Wherever the string "福祉その他" occurs in a line of these records, report that line.

--- Begin Data to process ---

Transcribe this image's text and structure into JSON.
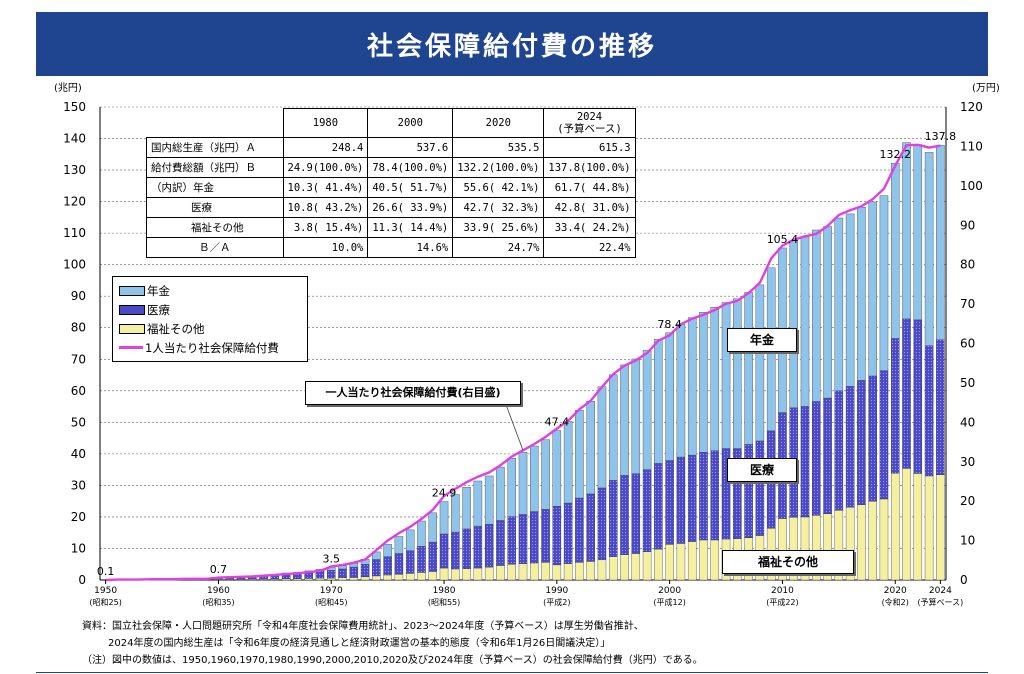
{
  "title": "社会保障給付費の推移",
  "chart_data": {
    "type": "bar",
    "y_left_label": "(兆円)",
    "y_right_label": "(万円)",
    "ylim_left": [
      0,
      150
    ],
    "ylim_right": [
      0,
      120
    ],
    "yticks_left": [
      0,
      10,
      20,
      30,
      40,
      50,
      60,
      70,
      80,
      90,
      100,
      110,
      120,
      130,
      140,
      150
    ],
    "yticks_right": [
      0,
      10,
      20,
      30,
      40,
      50,
      60,
      70,
      80,
      90,
      100,
      110,
      120
    ],
    "x_ticks": [
      {
        "year": 1950,
        "label": "1950",
        "sub": "(昭和25)"
      },
      {
        "year": 1960,
        "label": "1960",
        "sub": "(昭和35)"
      },
      {
        "year": 1970,
        "label": "1970",
        "sub": "(昭和45)"
      },
      {
        "year": 1980,
        "label": "1980",
        "sub": "(昭和55)"
      },
      {
        "year": 1990,
        "label": "1990",
        "sub": "(平成2)"
      },
      {
        "year": 2000,
        "label": "2000",
        "sub": "(平成12)"
      },
      {
        "year": 2010,
        "label": "2010",
        "sub": "(平成22)"
      },
      {
        "year": 2020,
        "label": "2020",
        "sub": "(令和2)"
      },
      {
        "year": 2024,
        "label": "2024",
        "sub": "(予算ベース)"
      }
    ],
    "stack_order": [
      "福祉その他",
      "医療",
      "年金"
    ],
    "series": [
      {
        "name": "年金",
        "type": "bar",
        "color": "#8ec3ea",
        "axis": "left"
      },
      {
        "name": "医療",
        "type": "bar",
        "color": "#4a4ac8",
        "axis": "left"
      },
      {
        "name": "福祉その他",
        "type": "bar",
        "color": "#f5f0a0",
        "axis": "left"
      },
      {
        "name": "1人当たり社会保障給付費",
        "type": "line",
        "color": "#e040e0",
        "axis": "right"
      }
    ],
    "years": [
      1950,
      1951,
      1952,
      1953,
      1954,
      1955,
      1956,
      1957,
      1958,
      1959,
      1960,
      1961,
      1962,
      1963,
      1964,
      1965,
      1966,
      1967,
      1968,
      1969,
      1970,
      1971,
      1972,
      1973,
      1974,
      1975,
      1976,
      1977,
      1978,
      1979,
      1980,
      1981,
      1982,
      1983,
      1984,
      1985,
      1986,
      1987,
      1988,
      1989,
      1990,
      1991,
      1992,
      1993,
      1994,
      1995,
      1996,
      1997,
      1998,
      1999,
      2000,
      2001,
      2002,
      2003,
      2004,
      2005,
      2006,
      2007,
      2008,
      2009,
      2010,
      2011,
      2012,
      2013,
      2014,
      2015,
      2016,
      2017,
      2018,
      2019,
      2020,
      2021,
      2022,
      2023,
      2024
    ],
    "pension": [
      0,
      0,
      0,
      0,
      0,
      0,
      0,
      0,
      0,
      0,
      0.1,
      0.1,
      0.1,
      0.2,
      0.2,
      0.3,
      0.4,
      0.4,
      0.5,
      0.6,
      0.9,
      1.0,
      1.2,
      1.6,
      2.4,
      3.9,
      5.4,
      6.6,
      8.0,
      9.3,
      10.3,
      11.9,
      13.2,
      14.3,
      15.3,
      16.9,
      18.5,
      19.7,
      20.8,
      22.1,
      24.0,
      25.9,
      27.8,
      29.4,
      32.1,
      33.5,
      35.0,
      36.4,
      37.8,
      39.3,
      40.5,
      42.1,
      43.6,
      44.4,
      45.5,
      46.3,
      47.5,
      48.2,
      49.5,
      51.7,
      52.2,
      53.1,
      53.7,
      54.4,
      54.4,
      54.8,
      54.7,
      54.9,
      55.2,
      55.5,
      55.6,
      55.9,
      55.6,
      61.3,
      61.7
    ],
    "medical": [
      0,
      0.1,
      0.1,
      0.1,
      0.2,
      0.3,
      0.3,
      0.3,
      0.3,
      0.3,
      0.4,
      0.5,
      0.6,
      0.8,
      1.0,
      1.2,
      1.4,
      1.6,
      1.9,
      2.2,
      2.5,
      2.8,
      3.3,
      4.0,
      5.2,
      5.8,
      6.6,
      7.2,
      8.3,
      9.3,
      10.8,
      11.7,
      12.6,
      13.3,
      13.6,
      14.3,
      15.1,
      15.6,
      16.3,
      16.8,
      18.6,
      19.2,
      20.4,
      21.4,
      22.8,
      24.2,
      25.2,
      25.3,
      26.0,
      27.2,
      26.6,
      27.4,
      27.4,
      27.8,
      28.3,
      28.7,
      28.6,
      29.6,
      30.0,
      30.9,
      33.6,
      34.7,
      35.1,
      36.1,
      36.7,
      37.9,
      38.3,
      39.4,
      39.7,
      40.7,
      42.7,
      47.4,
      48.7,
      41.3,
      42.8
    ],
    "welfare": [
      0,
      0,
      0,
      0,
      0,
      0,
      0,
      0,
      0,
      0,
      0.2,
      0.2,
      0.2,
      0.3,
      0.3,
      0.3,
      0.4,
      0.4,
      0.5,
      0.6,
      0.6,
      0.7,
      0.8,
      1.0,
      1.3,
      1.6,
      1.8,
      2.1,
      2.4,
      2.7,
      3.8,
      3.5,
      3.6,
      3.8,
      4.1,
      4.6,
      5.0,
      5.2,
      5.4,
      5.6,
      4.8,
      5.2,
      5.6,
      5.9,
      6.4,
      7.4,
      8.0,
      8.4,
      9.0,
      9.8,
      11.3,
      11.6,
      12.2,
      12.7,
      12.7,
      13.0,
      13.1,
      13.4,
      14.1,
      16.4,
      19.5,
      19.9,
      20.0,
      20.5,
      21.0,
      22.1,
      23.1,
      23.9,
      25.0,
      25.7,
      33.9,
      35.4,
      33.8,
      33.0,
      33.4
    ],
    "per_capita": [
      0.0,
      0.1,
      0.1,
      0.1,
      0.2,
      0.2,
      0.2,
      0.3,
      0.3,
      0.3,
      0.6,
      0.7,
      0.8,
      0.9,
      1.1,
      1.3,
      1.5,
      1.7,
      2.0,
      2.3,
      3.4,
      3.8,
      4.4,
      5.2,
      7.6,
      10.0,
      11.9,
      13.5,
      15.5,
      17.8,
      21.3,
      23.1,
      24.8,
      26.2,
      27.3,
      29.1,
      31.3,
      32.9,
      34.5,
      36.3,
      38.4,
      40.4,
      43.3,
      45.5,
      49.0,
      52.2,
      54.4,
      55.7,
      57.6,
      60.7,
      62.1,
      64.9,
      66.3,
      67.3,
      68.5,
      70.1,
      70.8,
      72.8,
      75.4,
      81.6,
      84.8,
      86.3,
      87.2,
      87.8,
      89.8,
      92.6,
      93.8,
      94.8,
      96.6,
      99.3,
      105.1,
      110.3,
      110.4,
      109.7,
      110.2
    ],
    "bar_labels": [
      {
        "year": 1950,
        "text": "0.1"
      },
      {
        "year": 1960,
        "text": "0.7"
      },
      {
        "year": 1970,
        "text": "3.5"
      },
      {
        "year": 1980,
        "text": "24.9"
      },
      {
        "year": 1990,
        "text": "47.4"
      },
      {
        "year": 2000,
        "text": "78.4"
      },
      {
        "year": 2010,
        "text": "105.4"
      },
      {
        "year": 2020,
        "text": "132.2"
      },
      {
        "year": 2024,
        "text": "137.8"
      }
    ]
  },
  "table": {
    "headers": [
      "",
      "1980",
      "2000",
      "2020",
      "2024",
      "(予算ベース)"
    ],
    "rows": [
      {
        "label": "国内総生産（兆円）Ａ",
        "values": [
          "248.4",
          "537.6",
          "535.5",
          "615.3"
        ]
      },
      {
        "label": "給付費総額（兆円）Ｂ",
        "values": [
          "24.9(100.0%)",
          "78.4(100.0%)",
          "132.2(100.0%)",
          "137.8(100.0%)"
        ]
      },
      {
        "label": "（内訳）年金",
        "values": [
          "10.3( 41.4%)",
          "40.5( 51.7%)",
          "55.6( 42.1%)",
          "61.7( 44.8%)"
        ]
      },
      {
        "label": "医療",
        "values": [
          "10.8( 43.2%)",
          "26.6( 33.9%)",
          "42.7( 32.3%)",
          "42.8( 31.0%)"
        ]
      },
      {
        "label": "福祉その他",
        "values": [
          "3.8( 15.4%)",
          "11.3( 14.4%)",
          "33.9( 25.6%)",
          "33.4( 24.2%)"
        ]
      },
      {
        "label": "Ｂ／Ａ",
        "values": [
          "10.0%",
          "14.6%",
          "24.7%",
          "22.4%"
        ]
      }
    ]
  },
  "legend": {
    "pension": "年金",
    "medical": "医療",
    "welfare": "福祉その他",
    "per_capita": "1人当たり社会保障給付費"
  },
  "annotations": {
    "pension_box": "年金",
    "medical_box": "医療",
    "welfare_box": "福祉その他",
    "per_capita_box": "一人当たり社会保障給付費(右目盛)"
  },
  "notes": [
    "資料：国立社会保障・人口問題研究所「令和4年度社会保障費用統計」、2023～2024年度（予算ベース）は厚生労働省推計、",
    "2024年度の国内総生産は「令和6年度の経済見通しと経済財政運営の基本的態度（令和6年1月26日閣議決定）」",
    "（注）図中の数値は、1950,1960,1970,1980,1990,2000,2010,2020及び2024年度（予算ベース）の社会保障給付費（兆円）である。"
  ]
}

--- End Data to process ---

Solution to this exercise:
      "福祉その他",
        "name": "福祉その他",
        "label": "福祉その他",
    "welfare": "福祉その他",
    "welfare_box": "福祉その他",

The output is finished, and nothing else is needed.